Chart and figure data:
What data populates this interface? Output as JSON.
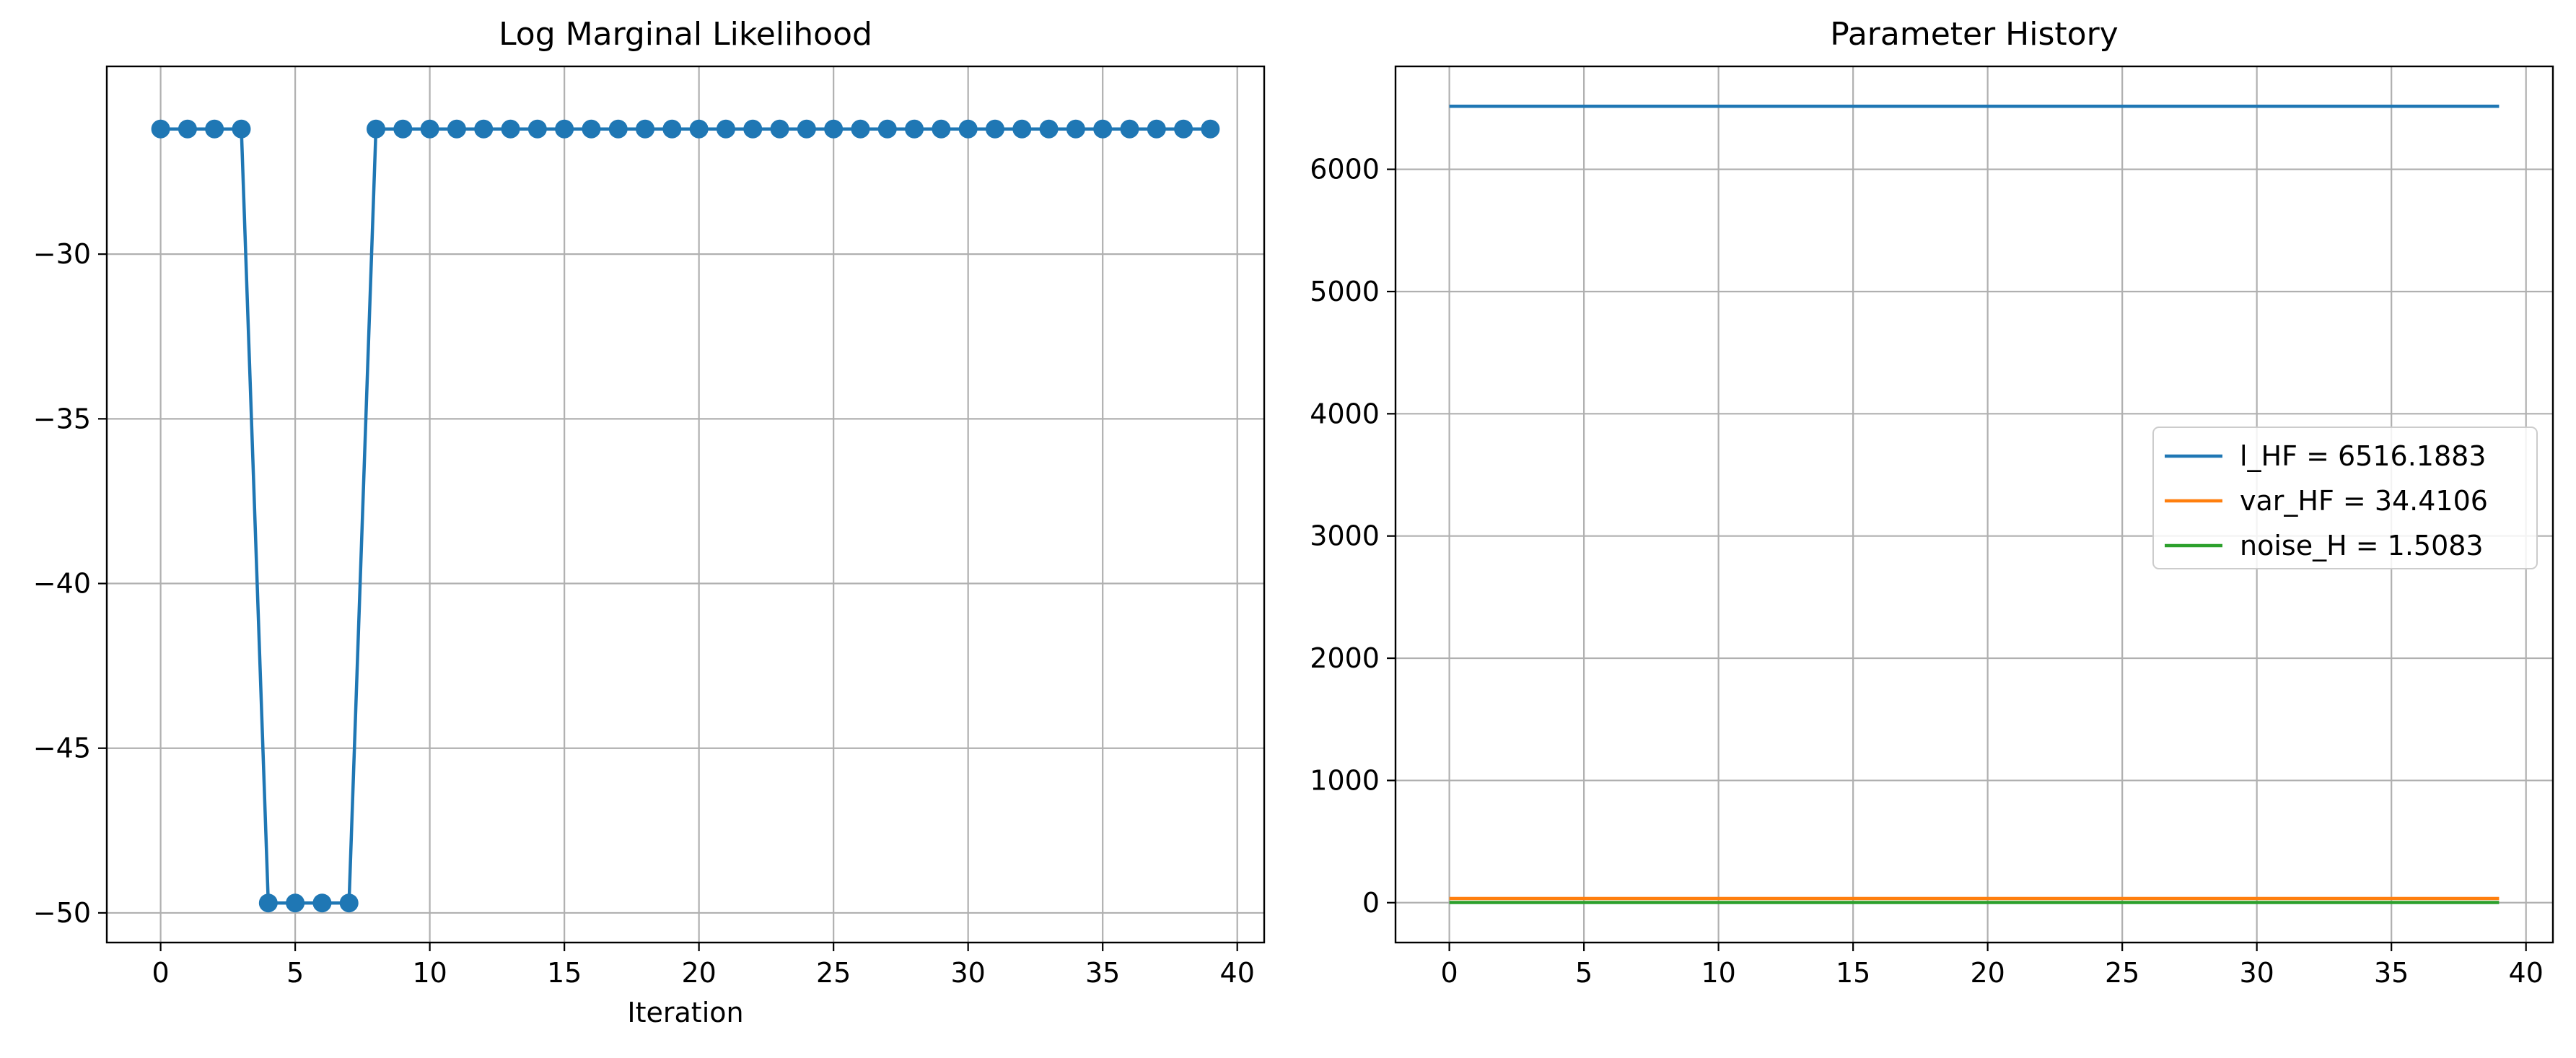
{
  "chart_data": [
    {
      "type": "line",
      "title": "Log Marginal Likelihood",
      "xlabel": "Iteration",
      "ylabel": "",
      "xlim": [
        -2,
        41
      ],
      "ylim": [
        -50.9,
        -24.3
      ],
      "xticks": [
        0,
        5,
        10,
        15,
        20,
        25,
        30,
        35,
        40
      ],
      "xtick_labels": [
        "0",
        "5",
        "10",
        "15",
        "20",
        "25",
        "30",
        "35",
        "40"
      ],
      "yticks": [
        -30,
        -35,
        -40,
        -45,
        -50
      ],
      "ytick_labels": [
        "−30",
        "−35",
        "−40",
        "−45",
        "−50"
      ],
      "grid": true,
      "series": [
        {
          "color": "#1f77b4",
          "marker": "circle",
          "x": [
            0,
            1,
            2,
            3,
            4,
            5,
            6,
            7,
            8,
            9,
            10,
            11,
            12,
            13,
            14,
            15,
            16,
            17,
            18,
            19,
            20,
            21,
            22,
            23,
            24,
            25,
            26,
            27,
            28,
            29,
            30,
            31,
            32,
            33,
            34,
            35,
            36,
            37,
            38,
            39
          ],
          "y": [
            -26.2,
            -26.2,
            -26.2,
            -26.2,
            -49.7,
            -49.7,
            -49.7,
            -49.7,
            -26.2,
            -26.2,
            -26.2,
            -26.2,
            -26.2,
            -26.2,
            -26.2,
            -26.2,
            -26.2,
            -26.2,
            -26.2,
            -26.2,
            -26.2,
            -26.2,
            -26.2,
            -26.2,
            -26.2,
            -26.2,
            -26.2,
            -26.2,
            -26.2,
            -26.2,
            -26.2,
            -26.2,
            -26.2,
            -26.2,
            -26.2,
            -26.2,
            -26.2,
            -26.2,
            -26.2,
            -26.2
          ]
        }
      ]
    },
    {
      "type": "line",
      "title": "Parameter History",
      "xlabel": "",
      "ylabel": "",
      "xlim": [
        -2,
        41
      ],
      "ylim": [
        -326,
        6842
      ],
      "xticks": [
        0,
        5,
        10,
        15,
        20,
        25,
        30,
        35,
        40
      ],
      "xtick_labels": [
        "0",
        "5",
        "10",
        "15",
        "20",
        "25",
        "30",
        "35",
        "40"
      ],
      "yticks": [
        0,
        1000,
        2000,
        3000,
        4000,
        5000,
        6000
      ],
      "ytick_labels": [
        "0",
        "1000",
        "2000",
        "3000",
        "4000",
        "5000",
        "6000"
      ],
      "grid": true,
      "legend_position": "center-right",
      "series": [
        {
          "name": "l_HF = 6516.1883",
          "color": "#1f77b4",
          "x": [
            0,
            39
          ],
          "y": [
            6516.1883,
            6516.1883
          ]
        },
        {
          "name": "var_HF = 34.4106",
          "color": "#ff7f0e",
          "x": [
            0,
            39
          ],
          "y": [
            34.4106,
            34.4106
          ]
        },
        {
          "name": "noise_H = 1.5083",
          "color": "#2ca02c",
          "x": [
            0,
            39
          ],
          "y": [
            1.5083,
            1.5083
          ]
        }
      ]
    }
  ]
}
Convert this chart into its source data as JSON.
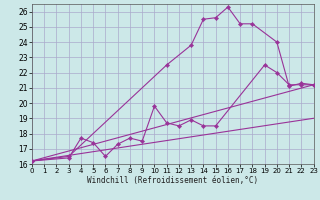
{
  "xlabel": "Windchill (Refroidissement éolien,°C)",
  "background_color": "#cce8e8",
  "grid_color": "#aaaacc",
  "line_color": "#993399",
  "xmin": 0,
  "xmax": 23,
  "ymin": 16,
  "ymax": 26.5,
  "yticks": [
    16,
    17,
    18,
    19,
    20,
    21,
    22,
    23,
    24,
    25,
    26
  ],
  "xticks": [
    0,
    1,
    2,
    3,
    4,
    5,
    6,
    7,
    8,
    9,
    10,
    11,
    12,
    13,
    14,
    15,
    16,
    17,
    18,
    19,
    20,
    21,
    22,
    23
  ],
  "series": [
    {
      "x": [
        0,
        3,
        11,
        13,
        14,
        15,
        16,
        17,
        18,
        20,
        21,
        22,
        23
      ],
      "y": [
        16.2,
        16.5,
        22.5,
        23.8,
        25.5,
        25.6,
        26.3,
        25.2,
        25.2,
        24.0,
        21.1,
        21.3,
        21.2
      ],
      "has_markers": true
    },
    {
      "x": [
        0,
        3,
        4,
        5,
        6,
        7,
        8,
        9,
        10,
        11,
        12,
        13,
        14,
        15,
        19,
        20,
        21,
        22,
        23
      ],
      "y": [
        16.2,
        16.4,
        17.7,
        17.4,
        16.5,
        17.3,
        17.7,
        17.5,
        19.8,
        18.7,
        18.5,
        18.9,
        18.5,
        18.5,
        22.5,
        22.0,
        21.2,
        21.2,
        21.2
      ],
      "has_markers": true
    },
    {
      "x": [
        0,
        23
      ],
      "y": [
        16.2,
        21.2
      ],
      "has_markers": false
    },
    {
      "x": [
        0,
        23
      ],
      "y": [
        16.2,
        19.0
      ],
      "has_markers": false
    }
  ]
}
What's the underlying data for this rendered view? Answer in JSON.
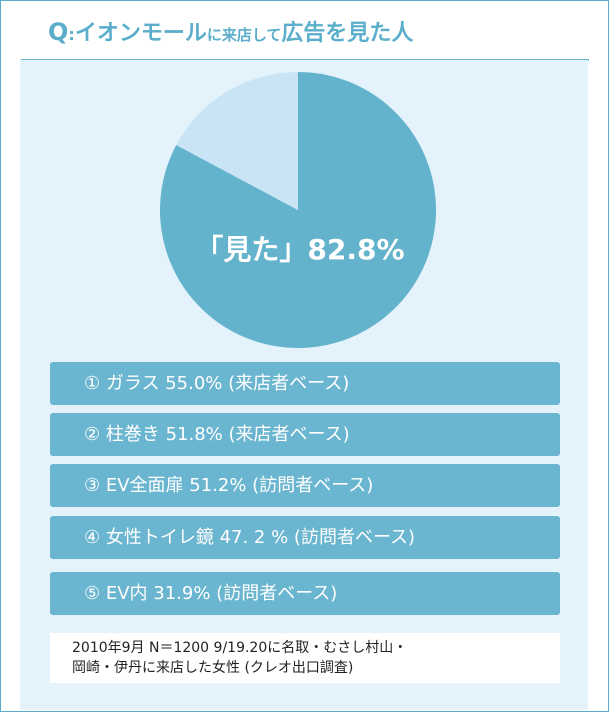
{
  "title": {
    "q": "Q",
    "colon": ":",
    "part1": "イオンモール",
    "part2": "に来店して",
    "part3": "広告を見た人"
  },
  "chart_data": {
    "type": "pie",
    "slices": [
      {
        "label": "見た",
        "value": 82.8,
        "color": "#63b3cd"
      },
      {
        "label": "",
        "value": 17.2,
        "color": "#c9e5f5"
      }
    ],
    "center_label": "「見た」82.8%"
  },
  "items": [
    "① ガラス 55.0% (来店者ベース)",
    "② 柱巻き 51.8% (来店者ベース)",
    "③ EV全面扉 51.2% (訪問者ベース)",
    "④ 女性トイレ鏡 47. 2 % (訪問者ベース)",
    "⑤ EV内 31.9% (訪問者ベース)"
  ],
  "note": {
    "line1": "2010年9月 N＝1200 9/19.20に名取・むさし村山・",
    "line2": "岡崎・伊丹に来店した女性 (クレオ出口調査)"
  }
}
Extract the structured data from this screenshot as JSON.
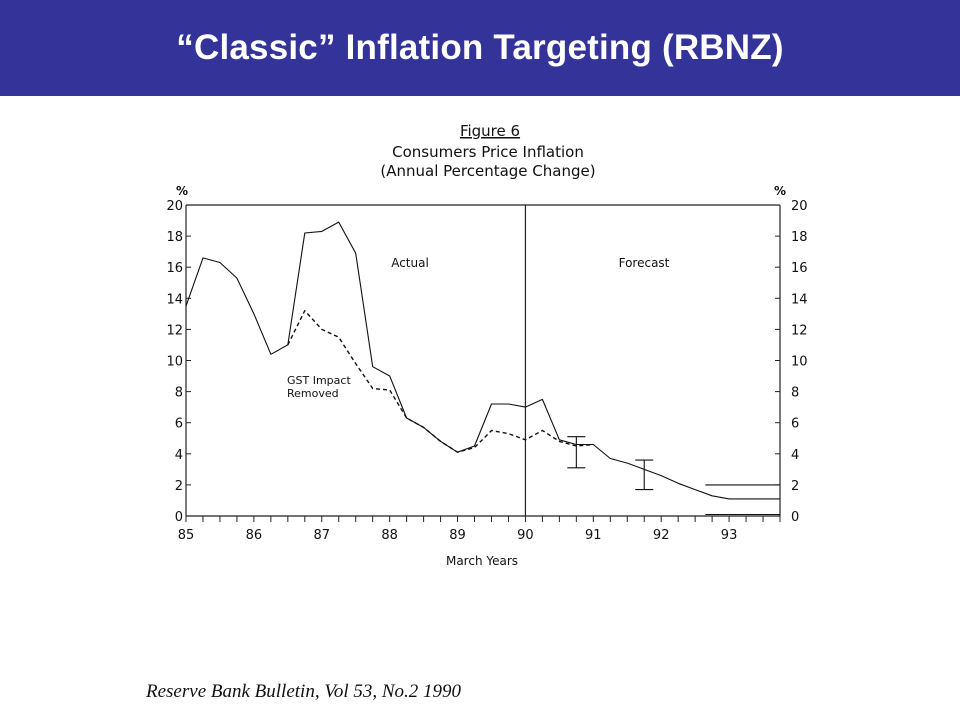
{
  "slide": {
    "title": "“Classic” Inflation Targeting (RBNZ)",
    "source": "Reserve Bank Bulletin, Vol 53, No.2 1990"
  },
  "chart_data": {
    "type": "line",
    "figure_label": "Figure 6",
    "title": "Consumers Price Inflation",
    "subtitle": "(Annual Percentage Change)",
    "xlabel": "March Years",
    "ylabel_left": "%",
    "ylabel_right": "%",
    "x_ticks": [
      "85",
      "86",
      "87",
      "88",
      "89",
      "90",
      "91",
      "92",
      "93"
    ],
    "y_ticks": [
      0,
      2,
      4,
      6,
      8,
      10,
      12,
      14,
      16,
      18,
      20
    ],
    "ylim": [
      0,
      20
    ],
    "xlim": [
      85,
      93.75
    ],
    "divider_x": 90,
    "annotations": {
      "actual": "Actual",
      "forecast": "Forecast",
      "gst_line1": "GST Impact",
      "gst_line2": "Removed"
    },
    "series": [
      {
        "name": "Actual",
        "style": "solid",
        "x": [
          85,
          85.25,
          85.5,
          85.75,
          86,
          86.25,
          86.5,
          86.75,
          87,
          87.25,
          87.5,
          87.75,
          88,
          88.25,
          88.5,
          88.75,
          89,
          89.25,
          89.5,
          89.75,
          90,
          90.25,
          90.5,
          90.75,
          91,
          91.25,
          91.5,
          91.75,
          92,
          92.25,
          92.5,
          92.75,
          93,
          93.25,
          93.5,
          93.75
        ],
        "values": [
          13.5,
          16.6,
          16.3,
          15.3,
          13.0,
          10.4,
          11.0,
          18.2,
          18.3,
          18.9,
          16.9,
          9.6,
          9.0,
          6.3,
          5.7,
          4.8,
          4.1,
          4.5,
          7.2,
          7.2,
          7.0,
          7.5,
          4.9,
          4.6,
          4.6,
          3.7,
          3.4,
          3.0,
          2.6,
          2.1,
          1.7,
          1.3,
          1.1,
          1.1,
          1.1,
          1.1
        ]
      },
      {
        "name": "GST Impact Removed",
        "style": "dashed",
        "x": [
          86.5,
          86.75,
          87,
          87.25,
          87.5,
          87.75,
          88,
          88.25,
          88.5,
          88.75,
          89,
          89.25,
          89.5,
          89.75,
          90,
          90.25,
          90.5,
          90.75,
          91
        ],
        "values": [
          11.0,
          13.2,
          12.0,
          11.5,
          9.8,
          8.2,
          8.1,
          6.3,
          5.7,
          4.8,
          4.1,
          4.4,
          5.5,
          5.3,
          4.9,
          5.5,
          4.8,
          4.5,
          4.6
        ]
      }
    ],
    "error_bars": [
      {
        "x": 90.75,
        "low": 3.1,
        "high": 5.1
      },
      {
        "x": 91.75,
        "low": 1.7,
        "high": 3.6
      }
    ],
    "target_band": {
      "x_start": 92.65,
      "x_end": 93.75,
      "low": 0,
      "high": 2
    }
  }
}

**AIM**.
Copy each line above that contains the word "JSON".

**RESPONSE TO THIS TASK**.
What data populates this interface? Output as JSON.
Convert this chart into its source data as JSON.
What's the underlying data for this rendered view? Answer in JSON.
Extract the structured data from this screenshot as JSON.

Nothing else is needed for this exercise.